- **Source records**:
###
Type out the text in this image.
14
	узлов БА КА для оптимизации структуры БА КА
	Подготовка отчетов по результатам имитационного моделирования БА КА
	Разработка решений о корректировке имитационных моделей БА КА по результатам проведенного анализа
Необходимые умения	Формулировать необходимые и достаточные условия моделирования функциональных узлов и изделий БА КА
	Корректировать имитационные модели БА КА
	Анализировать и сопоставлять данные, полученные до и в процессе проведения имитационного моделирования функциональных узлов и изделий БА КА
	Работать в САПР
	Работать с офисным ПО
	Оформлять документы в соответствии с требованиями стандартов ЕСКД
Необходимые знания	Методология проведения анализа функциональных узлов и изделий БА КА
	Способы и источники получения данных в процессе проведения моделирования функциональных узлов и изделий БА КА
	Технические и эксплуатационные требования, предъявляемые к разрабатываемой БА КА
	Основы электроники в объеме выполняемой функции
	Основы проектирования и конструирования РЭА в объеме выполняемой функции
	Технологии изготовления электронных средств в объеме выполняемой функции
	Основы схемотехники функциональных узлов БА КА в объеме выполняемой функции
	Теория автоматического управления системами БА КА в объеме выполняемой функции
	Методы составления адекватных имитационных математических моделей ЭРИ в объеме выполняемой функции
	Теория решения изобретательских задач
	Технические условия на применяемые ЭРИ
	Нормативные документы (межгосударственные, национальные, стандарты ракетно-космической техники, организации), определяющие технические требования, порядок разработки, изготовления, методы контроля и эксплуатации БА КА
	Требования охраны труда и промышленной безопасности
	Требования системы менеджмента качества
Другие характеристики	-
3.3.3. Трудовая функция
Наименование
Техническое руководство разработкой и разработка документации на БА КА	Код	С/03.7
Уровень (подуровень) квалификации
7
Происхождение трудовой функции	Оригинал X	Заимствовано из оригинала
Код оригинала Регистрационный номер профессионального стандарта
###
- **DIRECTIONS**:
Go through the listing and print each line exactly as it appears.

- **SOLUTION FOR THIS PROBLEM**:
Type out the text in this image.
14
	узлов БА КА для оптимизации структуры БА КА
	Подготовка отчетов по результатам имитационного моделирования БА КА
	Разработка решений о корректировке имитационных моделей БА КА по результатам проведенного анализа
Необходимые умения	Формулировать необходимые и достаточные условия моделирования функциональных узлов и изделий БА КА
	Корректировать имитационные модели БА КА
	Анализировать и сопоставлять данные, полученные до и в процессе проведения имитационного моделирования функциональных узлов и изделий БА КА
	Работать в САПР
	Работать с офисным ПО
	Оформлять документы в соответствии с требованиями стандартов ЕСКД
Необходимые знания	Методология проведения анализа функциональных узлов и изделий БА КА
	Способы и источники получения данных в процессе проведения моделирования функциональных узлов и изделий БА КА
	Технические и эксплуатационные требования, предъявляемые к разрабатываемой БА КА
	Основы электроники в объеме выполняемой функции
	Основы проектирования и конструирования РЭА в объеме выполняемой функции
	Технологии изготовления электронных средств в объеме выполняемой функции
	Основы схемотехники функциональных узлов БА КА в объеме выполняемой функции
	Теория автоматического управления системами БА КА в объеме выполняемой функции
	Методы составления адекватных имитационных математических моделей ЭРИ в объеме выполняемой функции
	Теория решения изобретательских задач
	Технические условия на применяемые ЭРИ
	Нормативные документы (межгосударственные, национальные, стандарты ракетно-космической техники, организации), определяющие технические требования, порядок разработки, изготовления, методы контроля и эксплуатации БА КА
	Требования охраны труда и промышленной безопасности
	Требования системы менеджмента качества
Другие характеристики	-
3.3.3. Трудовая функция
Наименование
Техническое руководство разработкой и разработка документации на БА КА	Код	С/03.7
Уровень (подуровень) квалификации
7
Происхождение трудовой функции	Оригинал X	Заимствовано из оригинала
Код оригинала Регистрационный номер профессионального стандарта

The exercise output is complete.